====== RECORD EXTRACTS ======

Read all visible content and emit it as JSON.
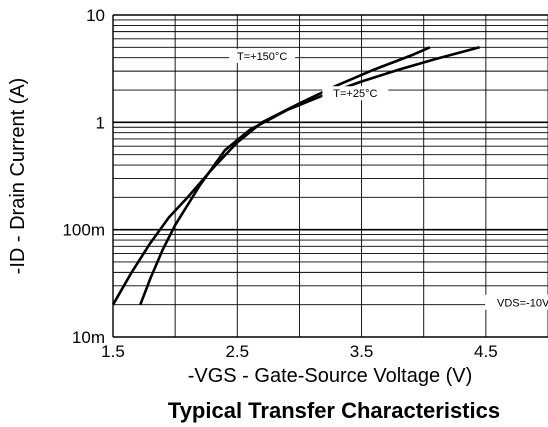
{
  "chart_data": {
    "type": "line",
    "title": "Typical Transfer Characteristics",
    "xlabel": "-VGS - Gate-Source Voltage (V)",
    "ylabel": "-ID - Drain Current (A)",
    "xlim": [
      1.5,
      5.0
    ],
    "ylim": [
      0.01,
      10
    ],
    "yscale": "log",
    "grid": true,
    "x_ticks": [
      1.5,
      2.5,
      3.5,
      4.5
    ],
    "x_tick_labels": [
      "1.5",
      "2.5",
      "3.5",
      "4.5"
    ],
    "y_ticks": [
      0.01,
      0.1,
      1,
      10
    ],
    "y_tick_labels": [
      "10m",
      "100m",
      "1",
      "10"
    ],
    "annotations": [
      "VDS=-10V"
    ],
    "series": [
      {
        "name": "T=+150°C",
        "x": [
          1.5,
          1.65,
          1.8,
          1.95,
          2.1,
          2.3,
          2.5,
          2.7,
          3.0,
          3.3,
          3.6,
          3.9,
          4.05
        ],
        "y": [
          0.02,
          0.04,
          0.075,
          0.13,
          0.2,
          0.37,
          0.65,
          1.0,
          1.5,
          2.2,
          3.1,
          4.2,
          5.0
        ]
      },
      {
        "name": "T=+25°C",
        "x": [
          1.72,
          1.8,
          1.9,
          2.0,
          2.2,
          2.4,
          2.6,
          2.9,
          3.2,
          3.5,
          3.8,
          4.1,
          4.45
        ],
        "y": [
          0.02,
          0.035,
          0.065,
          0.11,
          0.26,
          0.55,
          0.85,
          1.3,
          1.8,
          2.4,
          3.1,
          3.9,
          5.0
        ]
      }
    ]
  }
}
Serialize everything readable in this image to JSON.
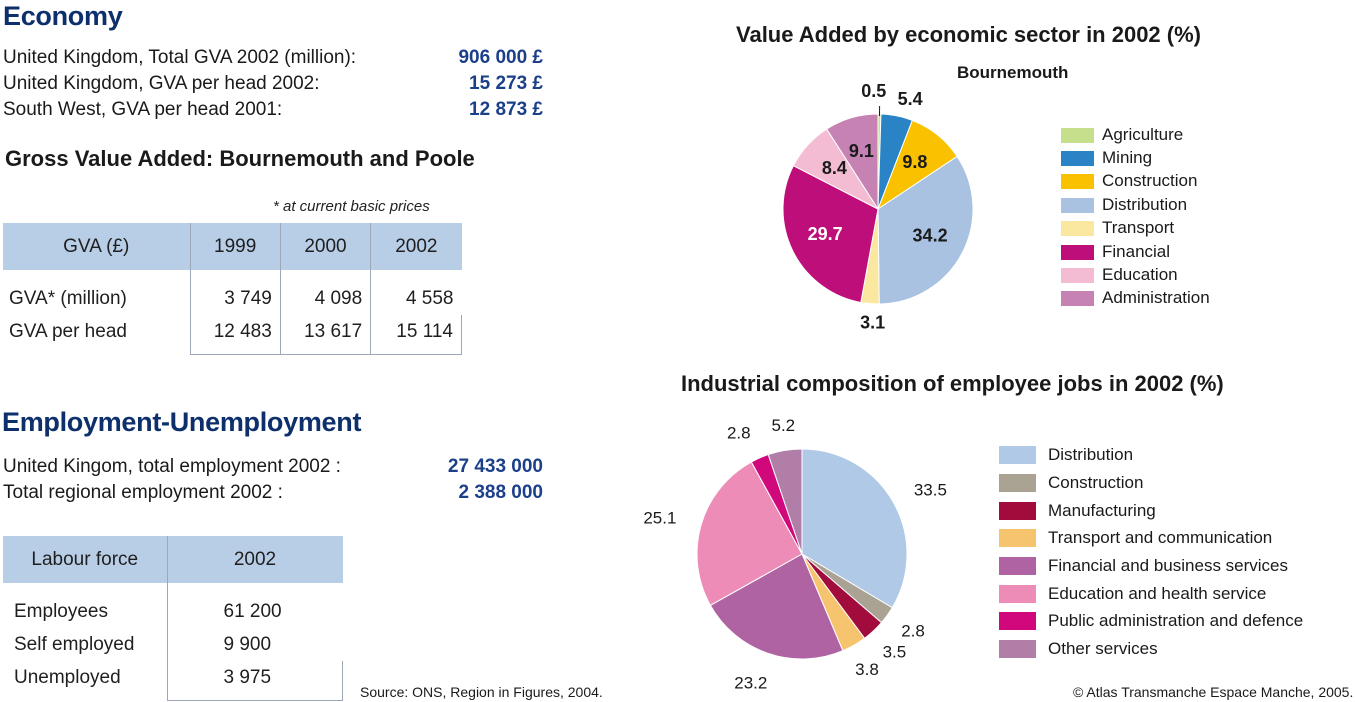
{
  "economy": {
    "title": "Economy",
    "stats": [
      {
        "label": "United Kingdom, Total GVA 2002 (million):",
        "value": "906 000 £"
      },
      {
        "label": "United Kingdom, GVA per head 2002:",
        "value": "15 273 £"
      },
      {
        "label": "South West, GVA per head 2001:",
        "value": "12 873 £"
      }
    ]
  },
  "gva": {
    "title": "Gross Value Added: Bournemouth and Poole",
    "note": "* at current basic prices",
    "headers": [
      "GVA (£)",
      "1999",
      "2000",
      "2002"
    ],
    "rows": [
      {
        "label": "GVA* (million)",
        "values": [
          "3 749",
          "4 098",
          "4 558"
        ]
      },
      {
        "label": "GVA per head",
        "values": [
          "12 483",
          "13 617",
          "15 114"
        ]
      }
    ]
  },
  "employment": {
    "title": "Employment-Unemployment",
    "stats": [
      {
        "label": "United Kingom, total employment 2002 :",
        "value": "27 433 000"
      },
      {
        "label": "Total regional employment 2002 :",
        "value": "2 388 000"
      }
    ],
    "table": {
      "headers": [
        "Labour force",
        "2002"
      ],
      "rows": [
        {
          "label": "Employees",
          "value": "61 200"
        },
        {
          "label": "Self employed",
          "value": "9 900"
        },
        {
          "label": "Unemployed",
          "value": "3 975"
        }
      ]
    }
  },
  "footer": {
    "source": "Source: ONS, Region in Figures, 2004.",
    "copyright": "© Atlas Transmanche Espace Manche, 2005."
  },
  "chart_data": [
    {
      "type": "pie",
      "title": "Value Added by economic sector in 2002 (%)",
      "subtitle": "Bournemouth",
      "categories": [
        "Agriculture",
        "Mining",
        "Construction",
        "Distribution",
        "Transport",
        "Financial",
        "Education",
        "Administration"
      ],
      "values": [
        0.5,
        5.4,
        9.8,
        34.2,
        3.1,
        29.7,
        8.4,
        9.1
      ],
      "labels": [
        "0.5",
        "5.4",
        "9.8",
        "34.2",
        "3.1",
        "29.7",
        "8.4",
        "9.1"
      ],
      "colors": [
        "#c5df8d",
        "#2a83c4",
        "#f9c100",
        "#a9c2e2",
        "#fbe8a0",
        "#bd0e7a",
        "#f4bcd3",
        "#c582b3"
      ],
      "legend_position": "right"
    },
    {
      "type": "pie",
      "title": "Industrial composition of employee jobs in 2002 (%)",
      "categories": [
        "Distribution",
        "Construction",
        "Manufacturing",
        "Transport and communication",
        "Financial and business services",
        "Education and health service",
        "Public administration and defence",
        "Other services"
      ],
      "values": [
        33.5,
        2.8,
        3.5,
        3.8,
        23.2,
        25.1,
        2.8,
        5.2
      ],
      "labels": [
        "33.5",
        "2.8",
        "3.5",
        "3.8",
        "23.2",
        "25.1",
        "2.8",
        "5.2"
      ],
      "colors": [
        "#b0c9e6",
        "#aaa292",
        "#a10c3d",
        "#f6c36f",
        "#b063a2",
        "#ec8cb7",
        "#d1077c",
        "#b07ea6"
      ],
      "legend_position": "right"
    }
  ]
}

======

JOB
Identify and copy the lines holding the word "services".

TASK SOLUTION
        "Financial and business services",
        "Other services"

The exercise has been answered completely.